### What you have to do
Can you turn the lines of all the items below into a single numbered list, skipping any blank lines and leaving the pictures out?

### Records for processing
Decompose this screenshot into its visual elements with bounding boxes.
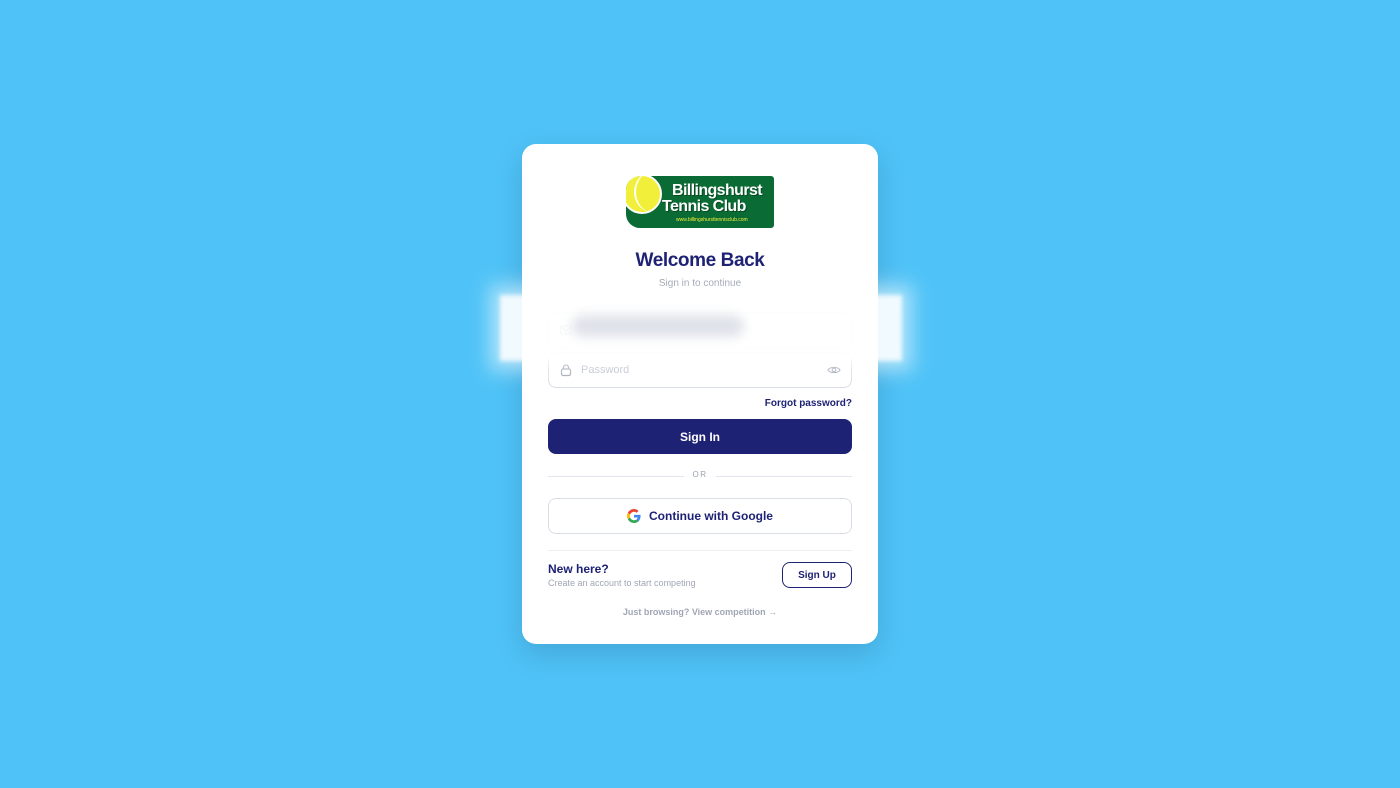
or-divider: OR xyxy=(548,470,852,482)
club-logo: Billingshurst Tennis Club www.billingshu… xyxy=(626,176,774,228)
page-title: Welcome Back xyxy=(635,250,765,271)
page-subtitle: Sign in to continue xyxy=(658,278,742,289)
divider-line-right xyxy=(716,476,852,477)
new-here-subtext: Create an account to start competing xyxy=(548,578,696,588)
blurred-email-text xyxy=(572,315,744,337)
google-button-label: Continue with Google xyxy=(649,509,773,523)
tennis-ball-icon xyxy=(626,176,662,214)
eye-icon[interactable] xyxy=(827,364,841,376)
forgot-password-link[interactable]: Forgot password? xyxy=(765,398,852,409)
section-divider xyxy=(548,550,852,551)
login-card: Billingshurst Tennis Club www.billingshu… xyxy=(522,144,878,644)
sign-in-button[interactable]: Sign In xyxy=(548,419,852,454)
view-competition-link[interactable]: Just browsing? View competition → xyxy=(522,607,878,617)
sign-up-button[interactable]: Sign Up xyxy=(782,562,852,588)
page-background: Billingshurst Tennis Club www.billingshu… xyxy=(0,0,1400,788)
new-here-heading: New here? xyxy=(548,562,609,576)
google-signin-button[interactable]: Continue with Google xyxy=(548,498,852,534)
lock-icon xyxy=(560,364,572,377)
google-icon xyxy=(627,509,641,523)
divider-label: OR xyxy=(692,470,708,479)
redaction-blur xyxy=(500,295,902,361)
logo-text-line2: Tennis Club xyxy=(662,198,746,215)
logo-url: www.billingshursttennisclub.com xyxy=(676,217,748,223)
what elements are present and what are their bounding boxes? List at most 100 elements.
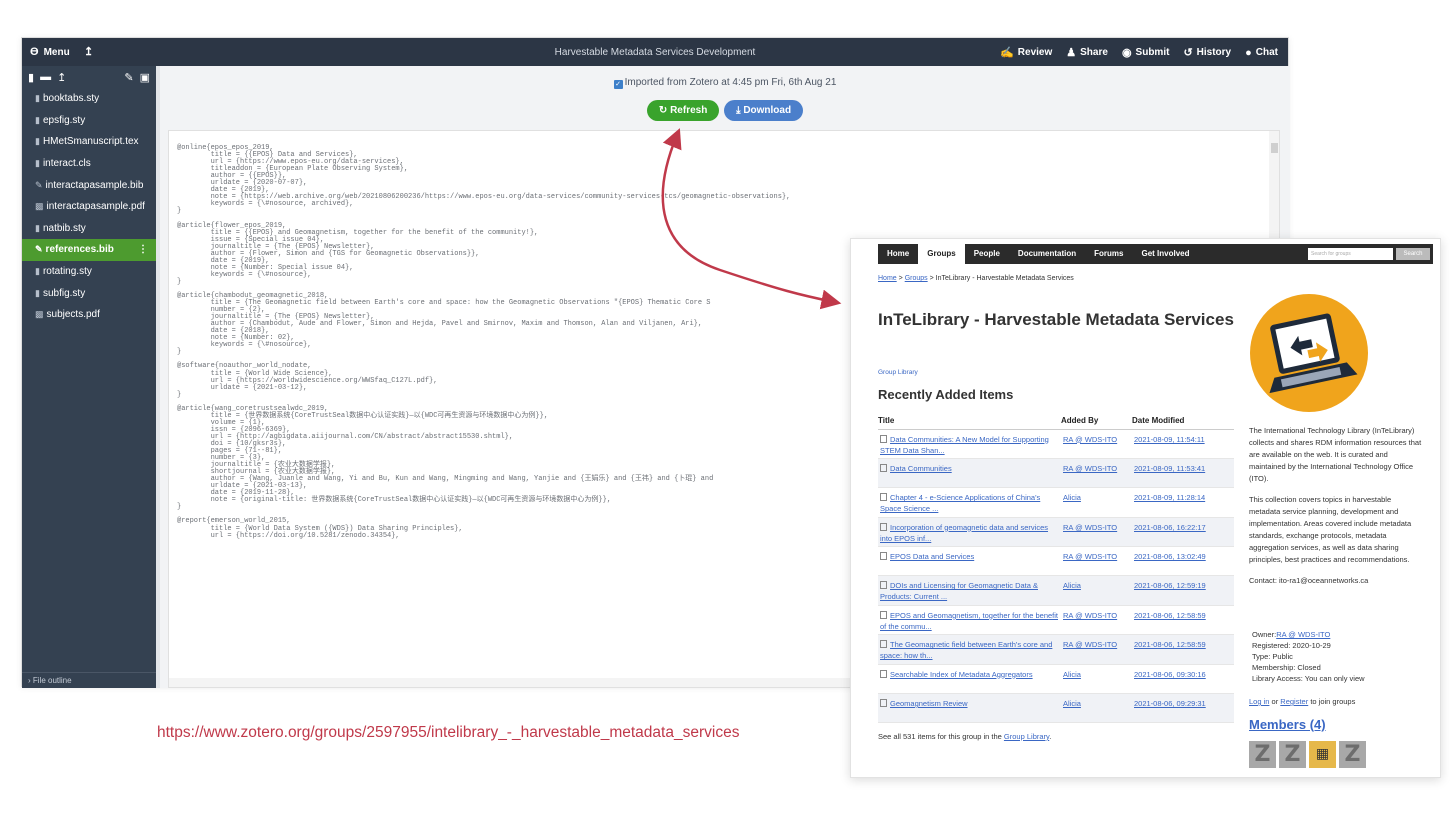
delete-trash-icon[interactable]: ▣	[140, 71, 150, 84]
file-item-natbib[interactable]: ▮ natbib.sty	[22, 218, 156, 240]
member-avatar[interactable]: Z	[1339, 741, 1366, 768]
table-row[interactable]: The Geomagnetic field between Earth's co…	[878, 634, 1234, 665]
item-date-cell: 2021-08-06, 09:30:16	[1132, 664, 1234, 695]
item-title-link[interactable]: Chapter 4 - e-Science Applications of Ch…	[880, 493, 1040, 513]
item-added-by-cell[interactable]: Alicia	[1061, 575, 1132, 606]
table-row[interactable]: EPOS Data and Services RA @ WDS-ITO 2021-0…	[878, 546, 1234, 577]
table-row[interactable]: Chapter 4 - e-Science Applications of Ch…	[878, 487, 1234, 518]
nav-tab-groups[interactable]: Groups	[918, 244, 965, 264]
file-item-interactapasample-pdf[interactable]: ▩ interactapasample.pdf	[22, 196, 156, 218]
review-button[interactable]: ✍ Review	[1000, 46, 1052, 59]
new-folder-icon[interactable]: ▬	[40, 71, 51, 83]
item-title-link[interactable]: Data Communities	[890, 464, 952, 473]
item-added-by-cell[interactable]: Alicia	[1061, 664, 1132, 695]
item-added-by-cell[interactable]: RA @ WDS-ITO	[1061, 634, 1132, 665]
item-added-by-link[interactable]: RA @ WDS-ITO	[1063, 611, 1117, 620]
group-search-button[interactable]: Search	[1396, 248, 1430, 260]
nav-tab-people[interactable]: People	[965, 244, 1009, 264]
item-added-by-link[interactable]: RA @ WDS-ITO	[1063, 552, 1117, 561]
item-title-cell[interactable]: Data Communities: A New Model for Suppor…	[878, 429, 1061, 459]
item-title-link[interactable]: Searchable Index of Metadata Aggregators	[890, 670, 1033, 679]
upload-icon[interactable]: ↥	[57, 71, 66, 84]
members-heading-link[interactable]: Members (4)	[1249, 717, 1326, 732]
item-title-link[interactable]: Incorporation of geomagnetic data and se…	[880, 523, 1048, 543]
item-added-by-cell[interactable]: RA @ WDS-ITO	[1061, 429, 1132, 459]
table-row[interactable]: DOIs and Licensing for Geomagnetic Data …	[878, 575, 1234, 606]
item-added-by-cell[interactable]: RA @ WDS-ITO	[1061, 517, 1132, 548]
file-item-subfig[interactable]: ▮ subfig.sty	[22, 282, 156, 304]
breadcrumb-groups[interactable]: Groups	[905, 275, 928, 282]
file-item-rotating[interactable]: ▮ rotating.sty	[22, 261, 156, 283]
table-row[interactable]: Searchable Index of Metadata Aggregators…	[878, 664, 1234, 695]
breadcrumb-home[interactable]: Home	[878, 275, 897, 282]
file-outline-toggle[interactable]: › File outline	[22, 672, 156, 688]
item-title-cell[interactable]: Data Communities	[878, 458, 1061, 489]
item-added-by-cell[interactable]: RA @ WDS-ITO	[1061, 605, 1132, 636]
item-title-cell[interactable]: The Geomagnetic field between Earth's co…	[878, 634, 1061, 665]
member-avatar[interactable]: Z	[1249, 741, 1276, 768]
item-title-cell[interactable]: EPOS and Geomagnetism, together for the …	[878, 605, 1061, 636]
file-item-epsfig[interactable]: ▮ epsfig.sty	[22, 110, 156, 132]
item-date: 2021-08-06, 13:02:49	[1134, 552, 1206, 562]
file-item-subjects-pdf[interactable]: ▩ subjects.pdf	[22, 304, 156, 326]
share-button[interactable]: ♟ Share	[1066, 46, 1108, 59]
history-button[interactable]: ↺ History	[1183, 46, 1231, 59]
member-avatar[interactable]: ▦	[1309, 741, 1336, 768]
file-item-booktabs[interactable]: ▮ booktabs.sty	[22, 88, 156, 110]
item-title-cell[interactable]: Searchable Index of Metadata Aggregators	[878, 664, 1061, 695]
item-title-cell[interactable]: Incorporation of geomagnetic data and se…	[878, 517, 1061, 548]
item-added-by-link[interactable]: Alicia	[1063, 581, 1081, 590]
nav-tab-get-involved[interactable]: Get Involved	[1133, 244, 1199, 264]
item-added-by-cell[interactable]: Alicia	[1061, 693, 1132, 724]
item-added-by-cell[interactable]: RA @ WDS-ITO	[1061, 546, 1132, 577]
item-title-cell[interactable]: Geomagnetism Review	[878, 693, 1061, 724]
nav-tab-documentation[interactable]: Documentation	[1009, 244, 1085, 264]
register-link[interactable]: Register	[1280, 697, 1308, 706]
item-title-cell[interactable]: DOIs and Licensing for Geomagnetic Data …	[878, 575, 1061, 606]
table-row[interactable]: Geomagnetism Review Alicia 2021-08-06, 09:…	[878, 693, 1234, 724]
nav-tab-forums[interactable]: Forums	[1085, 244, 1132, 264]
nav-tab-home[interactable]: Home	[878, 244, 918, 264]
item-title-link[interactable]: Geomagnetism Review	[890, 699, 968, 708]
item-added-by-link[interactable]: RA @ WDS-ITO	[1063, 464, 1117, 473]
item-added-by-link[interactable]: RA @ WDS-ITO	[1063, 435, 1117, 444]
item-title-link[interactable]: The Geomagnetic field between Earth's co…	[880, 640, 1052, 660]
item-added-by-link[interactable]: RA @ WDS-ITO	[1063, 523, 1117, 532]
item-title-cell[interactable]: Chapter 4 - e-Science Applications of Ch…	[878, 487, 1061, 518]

### Written reply
1. Decompose this screenshot into its visual elements with bounding boxes.
2. or-divider: OR xyxy=(548,470,852,482)
3. club-logo: Billingshurst Tennis Club www.billingshu… xyxy=(626,176,774,228)
4. page-title: Welcome Back xyxy=(635,250,765,271)
5. page-subtitle: Sign in to continue xyxy=(658,278,742,289)
6. divider-line-right xyxy=(716,476,852,477)
7. new-here-subtext: Create an account to start competing xyxy=(548,578,696,588)
8. blurred-email-text xyxy=(572,315,744,337)
9. google-button-label: Continue with Google xyxy=(649,509,773,523)
10. tennis-ball-icon xyxy=(626,176,662,214)
11. eye-icon[interactable] xyxy=(827,364,841,376)
12. forgot-password-link[interactable]: Forgot password? xyxy=(765,398,852,409)
13. section-divider xyxy=(548,550,852,551)
14. login-card: Billingshurst Tennis Club www.billingshu… xyxy=(522,144,878,644)
15. sign-in-button[interactable]: Sign In xyxy=(548,419,852,454)
16. view-competition-link[interactable]: Just browsing? View competition → xyxy=(522,607,878,617)
17. sign-up-button[interactable]: Sign Up xyxy=(782,562,852,588)
18. page-background: Billingshurst Tennis Club www.billingshu… xyxy=(0,0,1400,788)
19. new-here-heading: New here? xyxy=(548,562,609,576)
20. google-signin-button[interactable]: Continue with Google xyxy=(548,498,852,534)
21. lock-icon xyxy=(560,364,572,377)
22. google-icon xyxy=(627,509,641,523)
23. divider-label: OR xyxy=(692,470,708,479)
24. redaction-blur xyxy=(500,295,902,361)
25. logo-text-line2: Tennis Club xyxy=(662,198,746,215)
26. logo-url: www.billingshursttennisclub.com xyxy=(676,217,748,223)
27. what elements are present and what are their bounding boxes? List at most 100 elements.
28. delete-trash-icon[interactable]: ▣	[140, 71, 150, 84]
29. file-item-natbib[interactable]: ▮ natbib.sty	[22, 218, 156, 240]
30. member-avatar[interactable]: Z	[1339, 741, 1366, 768]
31. table-row[interactable]: The Geomagnetic field between Earth's co…	[878, 634, 1234, 665]
32. item-date-cell: 2021-08-06, 09:30:16	[1132, 664, 1234, 695]
33. item-title-link[interactable]: Chapter 4 - e-Science Applications of Ch…	[880, 493, 1040, 513]
34. item-added-by-cell[interactable]: Alicia	[1061, 575, 1132, 606]
35. table-row[interactable]: EPOS Data and Services RA @ WDS-ITO 2021-0…	[878, 546, 1234, 577]
36. table-row[interactable]: Chapter 4 - e-Science Applications of Ch…	[878, 487, 1234, 518]
37. nav-tab-groups[interactable]: Groups	[918, 244, 965, 264]
38. file-item-interactapasample-pdf[interactable]: ▩ interactapasample.pdf	[22, 196, 156, 218]
39. review-button[interactable]: ✍ Review	[1000, 46, 1052, 59]
40. new-folder-icon[interactable]: ▬	[40, 71, 51, 83]
41. item-title-link[interactable]: Data Communities	[890, 464, 952, 473]
42. item-added-by-cell[interactable]: Alicia	[1061, 664, 1132, 695]
43. item-added-by-cell[interactable]: RA @ WDS-ITO	[1061, 634, 1132, 665]
44. item-added-by-link[interactable]: RA @ WDS-ITO	[1063, 611, 1117, 620]
45. group-search-button[interactable]: Search	[1396, 248, 1430, 260]
46. nav-tab-people[interactable]: People	[965, 244, 1009, 264]
47. item-added-by-link[interactable]: RA @ WDS-ITO	[1063, 552, 1117, 561]
48. item-title-cell[interactable]: Data Communities: A New Model for Suppor…	[878, 429, 1061, 459]
49. item-title-link[interactable]: Searchable Index of Metadata Aggregators	[890, 670, 1033, 679]
50. upload-icon[interactable]: ↥	[57, 71, 66, 84]
51. members-heading-link[interactable]: Members (4)	[1249, 717, 1326, 732]
52. item-title-link[interactable]: Incorporation of geomagnetic data and se…	[880, 523, 1048, 543]
53. item-added-by-cell[interactable]: RA @ WDS-ITO	[1061, 429, 1132, 459]
54. table-row[interactable]: DOIs and Licensing for Geomagnetic Data …	[878, 575, 1234, 606]
55. item-added-by-cell[interactable]: RA @ WDS-ITO	[1061, 517, 1132, 548]
56. file-item-subfig[interactable]: ▮ subfig.sty	[22, 282, 156, 304]
57. breadcrumb-groups[interactable]: Groups	[905, 275, 928, 282]
58. file-item-rotating[interactable]: ▮ rotating.sty	[22, 261, 156, 283]
59. table-row[interactable]: Searchable Index of Metadata Aggregators…	[878, 664, 1234, 695]
60. breadcrumb-home[interactable]: Home	[878, 275, 897, 282]
61. file-outline-toggle[interactable]: › File outline	[22, 672, 156, 688]
62. item-title-cell[interactable]: Data Communities	[878, 458, 1061, 489]
63. item-added-by-cell[interactable]: RA @ WDS-ITO	[1061, 605, 1132, 636]
64. item-title-cell[interactable]: The Geomagnetic field between Earth's co…	[878, 634, 1061, 665]
65. member-avatar[interactable]: Z	[1249, 741, 1276, 768]
66. item-title-cell[interactable]: EPOS and Geomagnetism, together for the …	[878, 605, 1061, 636]
67. file-item-epsfig[interactable]: ▮ epsfig.sty	[22, 110, 156, 132]
68. item-date: 2021-08-06, 13:02:49	[1134, 552, 1206, 562]
69. file-item-subjects-pdf[interactable]: ▩ subjects.pdf	[22, 304, 156, 326]
70. share-button[interactable]: ♟ Share	[1066, 46, 1108, 59]
71. history-button[interactable]: ↺ History	[1183, 46, 1231, 59]
72. member-avatar[interactable]: ▦	[1309, 741, 1336, 768]
73. file-item-booktabs[interactable]: ▮ booktabs.sty	[22, 88, 156, 110]
74. item-title-cell[interactable]: Searchable Index of Metadata Aggregators	[878, 664, 1061, 695]
75. item-title-cell[interactable]: Incorporation of geomagnetic data and se…	[878, 517, 1061, 548]
76. item-added-by-link[interactable]: Alicia	[1063, 581, 1081, 590]
77. nav-tab-get-involved[interactable]: Get Involved	[1133, 244, 1199, 264]
78. item-added-by-cell[interactable]: Alicia	[1061, 693, 1132, 724]
79. item-added-by-cell[interactable]: RA @ WDS-ITO	[1061, 546, 1132, 577]
80. item-title-cell[interactable]: Geomagnetism Review	[878, 693, 1061, 724]
81. nav-tab-documentation[interactable]: Documentation	[1009, 244, 1085, 264]
82. register-link[interactable]: Register	[1280, 697, 1308, 706]
83. item-title-cell[interactable]: DOIs and Licensing for Geomagnetic Data …	[878, 575, 1061, 606]
84. table-row[interactable]: Geomagnetism Review Alicia 2021-08-06, 09:…	[878, 693, 1234, 724]
85. nav-tab-forums[interactable]: Forums	[1085, 244, 1132, 264]
86. nav-tab-home[interactable]: Home	[878, 244, 918, 264]
87. item-title-link[interactable]: Geomagnetism Review	[890, 699, 968, 708]
88. item-added-by-link[interactable]: RA @ WDS-ITO	[1063, 464, 1117, 473]
89. item-added-by-link[interactable]: RA @ WDS-ITO	[1063, 435, 1117, 444]
90. item-title-link[interactable]: The Geomagnetic field between Earth's co…	[880, 640, 1052, 660]
91. item-added-by-link[interactable]: RA @ WDS-ITO	[1063, 523, 1117, 532]
92. item-title-cell[interactable]: Chapter 4 - e-Science Applications of Ch…	[878, 487, 1061, 518]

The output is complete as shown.